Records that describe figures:
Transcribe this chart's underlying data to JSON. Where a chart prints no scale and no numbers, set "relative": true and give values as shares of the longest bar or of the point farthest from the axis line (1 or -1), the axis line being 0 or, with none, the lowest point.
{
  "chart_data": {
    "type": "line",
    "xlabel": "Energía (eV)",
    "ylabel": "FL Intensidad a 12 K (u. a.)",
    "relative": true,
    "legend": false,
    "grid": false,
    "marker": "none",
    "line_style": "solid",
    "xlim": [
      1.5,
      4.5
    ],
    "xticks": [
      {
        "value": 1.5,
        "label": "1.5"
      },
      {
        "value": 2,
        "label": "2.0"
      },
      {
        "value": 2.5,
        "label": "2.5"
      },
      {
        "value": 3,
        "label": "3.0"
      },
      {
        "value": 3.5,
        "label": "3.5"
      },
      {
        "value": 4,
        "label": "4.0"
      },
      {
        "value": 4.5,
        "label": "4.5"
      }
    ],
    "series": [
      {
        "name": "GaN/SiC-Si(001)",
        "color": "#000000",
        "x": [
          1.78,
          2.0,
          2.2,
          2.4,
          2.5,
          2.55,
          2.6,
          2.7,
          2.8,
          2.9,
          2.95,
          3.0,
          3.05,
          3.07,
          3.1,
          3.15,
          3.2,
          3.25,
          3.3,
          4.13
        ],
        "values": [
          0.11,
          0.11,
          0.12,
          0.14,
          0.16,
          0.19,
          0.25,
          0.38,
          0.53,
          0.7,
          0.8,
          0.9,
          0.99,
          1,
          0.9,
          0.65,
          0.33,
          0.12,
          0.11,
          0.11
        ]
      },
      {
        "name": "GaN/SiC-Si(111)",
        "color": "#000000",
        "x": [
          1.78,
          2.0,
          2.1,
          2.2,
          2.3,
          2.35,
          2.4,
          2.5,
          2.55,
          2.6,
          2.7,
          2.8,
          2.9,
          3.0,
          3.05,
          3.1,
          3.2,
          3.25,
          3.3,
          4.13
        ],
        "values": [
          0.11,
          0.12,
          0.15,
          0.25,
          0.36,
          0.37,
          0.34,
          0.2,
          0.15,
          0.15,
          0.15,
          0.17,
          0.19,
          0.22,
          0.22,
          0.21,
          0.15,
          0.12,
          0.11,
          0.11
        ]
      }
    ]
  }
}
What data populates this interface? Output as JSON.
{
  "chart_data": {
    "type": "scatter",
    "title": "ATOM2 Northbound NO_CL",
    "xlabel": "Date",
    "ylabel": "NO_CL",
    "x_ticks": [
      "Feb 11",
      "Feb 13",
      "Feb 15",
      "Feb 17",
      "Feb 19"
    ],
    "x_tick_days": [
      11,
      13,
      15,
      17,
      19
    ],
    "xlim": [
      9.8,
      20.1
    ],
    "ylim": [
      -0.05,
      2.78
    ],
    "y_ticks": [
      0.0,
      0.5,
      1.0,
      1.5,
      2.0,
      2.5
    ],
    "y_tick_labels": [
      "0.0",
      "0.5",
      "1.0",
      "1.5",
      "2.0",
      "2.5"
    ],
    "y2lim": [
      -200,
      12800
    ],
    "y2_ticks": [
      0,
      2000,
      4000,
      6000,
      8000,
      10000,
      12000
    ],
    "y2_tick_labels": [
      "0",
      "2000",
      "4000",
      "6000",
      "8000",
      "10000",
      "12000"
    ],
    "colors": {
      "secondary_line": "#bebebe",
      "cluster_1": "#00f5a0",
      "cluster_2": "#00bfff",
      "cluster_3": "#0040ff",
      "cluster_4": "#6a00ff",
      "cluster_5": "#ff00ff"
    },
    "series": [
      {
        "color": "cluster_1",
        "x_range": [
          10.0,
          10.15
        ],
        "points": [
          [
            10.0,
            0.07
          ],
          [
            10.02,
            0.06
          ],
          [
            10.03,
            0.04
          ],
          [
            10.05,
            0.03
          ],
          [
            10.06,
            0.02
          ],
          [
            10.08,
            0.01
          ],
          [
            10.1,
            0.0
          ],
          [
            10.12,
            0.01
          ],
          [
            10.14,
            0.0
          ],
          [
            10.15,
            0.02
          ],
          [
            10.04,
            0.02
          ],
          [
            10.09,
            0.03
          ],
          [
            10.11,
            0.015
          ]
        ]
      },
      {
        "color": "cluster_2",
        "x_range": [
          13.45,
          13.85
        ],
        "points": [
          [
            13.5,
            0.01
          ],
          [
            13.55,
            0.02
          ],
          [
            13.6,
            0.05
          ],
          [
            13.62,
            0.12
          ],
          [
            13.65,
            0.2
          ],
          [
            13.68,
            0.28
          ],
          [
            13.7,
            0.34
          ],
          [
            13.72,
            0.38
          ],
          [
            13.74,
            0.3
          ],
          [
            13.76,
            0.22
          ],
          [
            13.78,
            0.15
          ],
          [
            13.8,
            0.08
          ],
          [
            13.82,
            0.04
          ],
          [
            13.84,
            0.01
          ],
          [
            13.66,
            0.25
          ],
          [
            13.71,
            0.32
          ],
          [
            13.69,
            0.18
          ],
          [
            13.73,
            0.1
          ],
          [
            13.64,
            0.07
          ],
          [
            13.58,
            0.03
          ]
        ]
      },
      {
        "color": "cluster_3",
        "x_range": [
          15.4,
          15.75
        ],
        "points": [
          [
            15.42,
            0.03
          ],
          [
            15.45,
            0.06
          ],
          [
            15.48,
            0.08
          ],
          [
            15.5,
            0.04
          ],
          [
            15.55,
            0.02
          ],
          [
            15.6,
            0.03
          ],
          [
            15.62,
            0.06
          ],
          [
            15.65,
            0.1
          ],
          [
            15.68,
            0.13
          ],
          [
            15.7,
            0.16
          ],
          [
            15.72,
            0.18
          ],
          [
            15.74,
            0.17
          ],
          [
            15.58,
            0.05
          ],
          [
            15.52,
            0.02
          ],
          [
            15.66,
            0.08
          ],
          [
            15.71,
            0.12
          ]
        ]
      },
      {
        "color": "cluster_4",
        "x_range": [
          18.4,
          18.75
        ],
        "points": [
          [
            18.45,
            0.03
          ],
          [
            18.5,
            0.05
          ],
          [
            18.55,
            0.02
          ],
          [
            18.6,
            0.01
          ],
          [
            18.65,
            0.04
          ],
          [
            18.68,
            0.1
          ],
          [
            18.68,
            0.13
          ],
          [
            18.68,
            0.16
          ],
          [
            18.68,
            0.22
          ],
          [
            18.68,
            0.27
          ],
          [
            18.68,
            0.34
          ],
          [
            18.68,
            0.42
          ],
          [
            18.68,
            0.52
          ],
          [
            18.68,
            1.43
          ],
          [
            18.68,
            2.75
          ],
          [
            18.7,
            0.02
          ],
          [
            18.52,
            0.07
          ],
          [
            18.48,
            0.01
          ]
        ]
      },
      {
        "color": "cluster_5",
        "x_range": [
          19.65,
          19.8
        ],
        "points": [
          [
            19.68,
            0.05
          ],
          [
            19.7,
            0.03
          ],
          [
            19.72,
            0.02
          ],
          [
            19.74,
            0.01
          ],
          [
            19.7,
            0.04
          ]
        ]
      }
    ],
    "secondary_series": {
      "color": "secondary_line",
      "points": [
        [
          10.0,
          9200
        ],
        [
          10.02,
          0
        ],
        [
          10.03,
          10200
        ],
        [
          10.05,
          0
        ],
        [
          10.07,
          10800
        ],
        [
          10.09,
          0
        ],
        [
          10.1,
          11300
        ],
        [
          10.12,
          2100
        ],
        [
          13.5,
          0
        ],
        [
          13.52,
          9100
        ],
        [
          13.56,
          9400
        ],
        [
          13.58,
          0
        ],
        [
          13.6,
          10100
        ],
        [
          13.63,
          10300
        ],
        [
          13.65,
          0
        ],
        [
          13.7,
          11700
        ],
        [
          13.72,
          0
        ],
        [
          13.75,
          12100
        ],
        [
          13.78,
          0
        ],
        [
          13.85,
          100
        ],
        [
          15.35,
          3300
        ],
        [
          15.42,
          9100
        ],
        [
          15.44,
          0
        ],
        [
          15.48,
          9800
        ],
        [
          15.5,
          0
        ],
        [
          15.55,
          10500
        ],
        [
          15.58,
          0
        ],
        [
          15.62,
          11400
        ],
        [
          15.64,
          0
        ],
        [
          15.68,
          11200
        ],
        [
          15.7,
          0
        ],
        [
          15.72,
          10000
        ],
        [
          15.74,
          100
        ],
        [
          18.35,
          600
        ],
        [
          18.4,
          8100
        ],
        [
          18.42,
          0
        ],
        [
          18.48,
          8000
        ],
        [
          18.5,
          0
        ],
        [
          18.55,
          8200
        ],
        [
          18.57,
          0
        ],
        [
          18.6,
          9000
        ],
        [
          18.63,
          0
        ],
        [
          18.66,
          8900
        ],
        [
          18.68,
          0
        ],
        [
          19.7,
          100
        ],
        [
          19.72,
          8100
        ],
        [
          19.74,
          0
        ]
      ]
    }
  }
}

** What this task involves **
Scan the data for the word "none" and copy every line where it shows up.

** Answer in full **
Transcribe this chart's underlying data to JSON. Where a chart prints no scale and no numbers, set "relative": true and give values as shares of the longest bar or of the point farthest from the axis line (1 or -1), the axis line being 0 or, with none, the lowest point.
    "marker": "none",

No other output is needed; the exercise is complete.